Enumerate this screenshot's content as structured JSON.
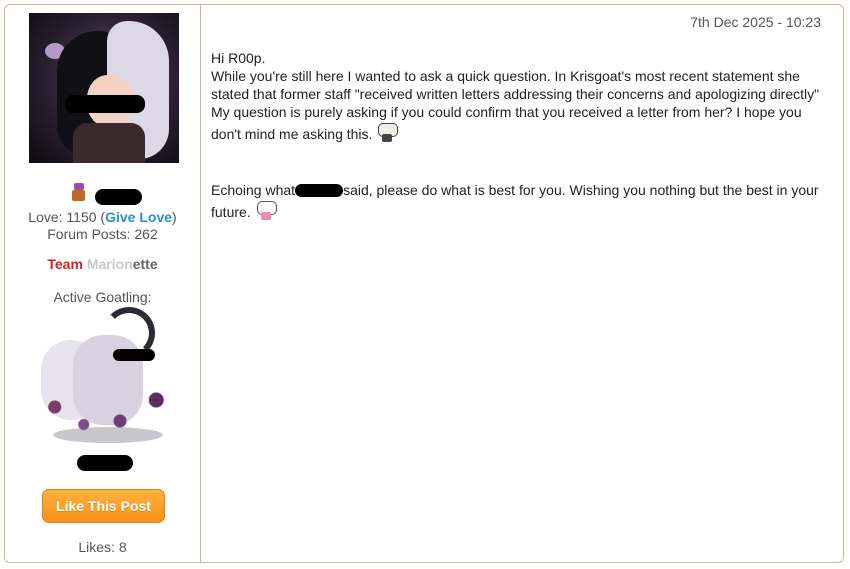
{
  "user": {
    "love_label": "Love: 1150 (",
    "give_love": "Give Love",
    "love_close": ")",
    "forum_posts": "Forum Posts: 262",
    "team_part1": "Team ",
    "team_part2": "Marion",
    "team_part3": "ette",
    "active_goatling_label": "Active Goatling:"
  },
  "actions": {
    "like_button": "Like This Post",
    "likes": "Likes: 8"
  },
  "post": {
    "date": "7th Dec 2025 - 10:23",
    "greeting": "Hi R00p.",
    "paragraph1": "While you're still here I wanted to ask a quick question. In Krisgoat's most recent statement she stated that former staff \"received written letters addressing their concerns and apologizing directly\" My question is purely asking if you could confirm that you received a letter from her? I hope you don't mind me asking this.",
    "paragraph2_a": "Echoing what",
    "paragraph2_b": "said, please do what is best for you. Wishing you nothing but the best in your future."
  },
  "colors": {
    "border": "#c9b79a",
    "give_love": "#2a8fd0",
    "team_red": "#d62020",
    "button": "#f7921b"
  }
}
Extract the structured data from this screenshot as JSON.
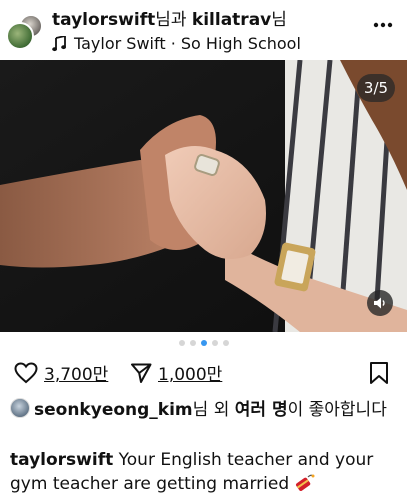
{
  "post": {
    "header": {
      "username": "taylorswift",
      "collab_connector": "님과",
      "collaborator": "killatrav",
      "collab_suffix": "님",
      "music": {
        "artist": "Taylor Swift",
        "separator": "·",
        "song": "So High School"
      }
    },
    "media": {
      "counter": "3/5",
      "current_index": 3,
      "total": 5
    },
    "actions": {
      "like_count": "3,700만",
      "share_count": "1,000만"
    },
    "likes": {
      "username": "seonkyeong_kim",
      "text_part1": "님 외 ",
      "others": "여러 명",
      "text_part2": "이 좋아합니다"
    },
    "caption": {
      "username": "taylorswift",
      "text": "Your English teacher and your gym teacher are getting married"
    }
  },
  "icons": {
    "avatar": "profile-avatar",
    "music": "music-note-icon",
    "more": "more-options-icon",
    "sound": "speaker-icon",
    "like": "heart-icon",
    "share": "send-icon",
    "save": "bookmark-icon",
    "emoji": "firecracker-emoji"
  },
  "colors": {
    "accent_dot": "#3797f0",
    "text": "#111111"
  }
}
==
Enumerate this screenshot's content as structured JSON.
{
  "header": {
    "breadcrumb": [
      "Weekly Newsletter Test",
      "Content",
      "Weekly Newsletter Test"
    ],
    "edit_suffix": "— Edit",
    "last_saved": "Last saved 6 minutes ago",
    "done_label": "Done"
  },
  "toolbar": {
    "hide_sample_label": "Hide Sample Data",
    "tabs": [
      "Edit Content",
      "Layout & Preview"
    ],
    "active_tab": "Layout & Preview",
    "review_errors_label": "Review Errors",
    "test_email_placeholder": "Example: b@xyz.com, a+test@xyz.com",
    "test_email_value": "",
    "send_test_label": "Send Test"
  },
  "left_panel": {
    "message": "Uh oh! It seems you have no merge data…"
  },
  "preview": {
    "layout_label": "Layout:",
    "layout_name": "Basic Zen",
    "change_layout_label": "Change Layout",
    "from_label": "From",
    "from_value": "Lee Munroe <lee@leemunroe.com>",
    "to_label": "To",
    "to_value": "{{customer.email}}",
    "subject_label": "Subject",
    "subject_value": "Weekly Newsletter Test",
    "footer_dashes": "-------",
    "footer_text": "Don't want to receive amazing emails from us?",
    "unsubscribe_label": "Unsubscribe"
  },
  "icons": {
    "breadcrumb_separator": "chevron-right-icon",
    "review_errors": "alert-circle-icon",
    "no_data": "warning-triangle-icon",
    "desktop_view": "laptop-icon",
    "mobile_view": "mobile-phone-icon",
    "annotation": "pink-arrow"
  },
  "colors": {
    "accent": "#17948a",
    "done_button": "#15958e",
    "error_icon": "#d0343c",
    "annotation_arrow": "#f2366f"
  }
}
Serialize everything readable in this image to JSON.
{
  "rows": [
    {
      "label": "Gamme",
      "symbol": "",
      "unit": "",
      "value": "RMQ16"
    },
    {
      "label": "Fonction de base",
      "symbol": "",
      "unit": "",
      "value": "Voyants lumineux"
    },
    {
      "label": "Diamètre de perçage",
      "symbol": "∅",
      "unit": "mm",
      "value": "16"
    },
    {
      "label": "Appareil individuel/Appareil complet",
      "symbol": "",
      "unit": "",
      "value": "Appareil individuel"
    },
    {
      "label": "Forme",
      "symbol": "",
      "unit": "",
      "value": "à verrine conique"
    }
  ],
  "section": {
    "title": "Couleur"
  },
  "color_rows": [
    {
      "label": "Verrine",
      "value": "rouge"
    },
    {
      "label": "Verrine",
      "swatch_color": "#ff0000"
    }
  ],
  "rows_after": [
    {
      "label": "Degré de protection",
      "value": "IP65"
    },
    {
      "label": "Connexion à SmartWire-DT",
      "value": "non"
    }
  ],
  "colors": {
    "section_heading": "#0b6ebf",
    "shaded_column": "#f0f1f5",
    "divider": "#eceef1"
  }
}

#### [EXERCISE]
Collect every line above that contains the word "Weekly".

#### [SOLUTION TO THIS EXERCISE]
      "Weekly Newsletter Test",
      "Weekly Newsletter Test"
    "subject_value": "Weekly Newsletter Test",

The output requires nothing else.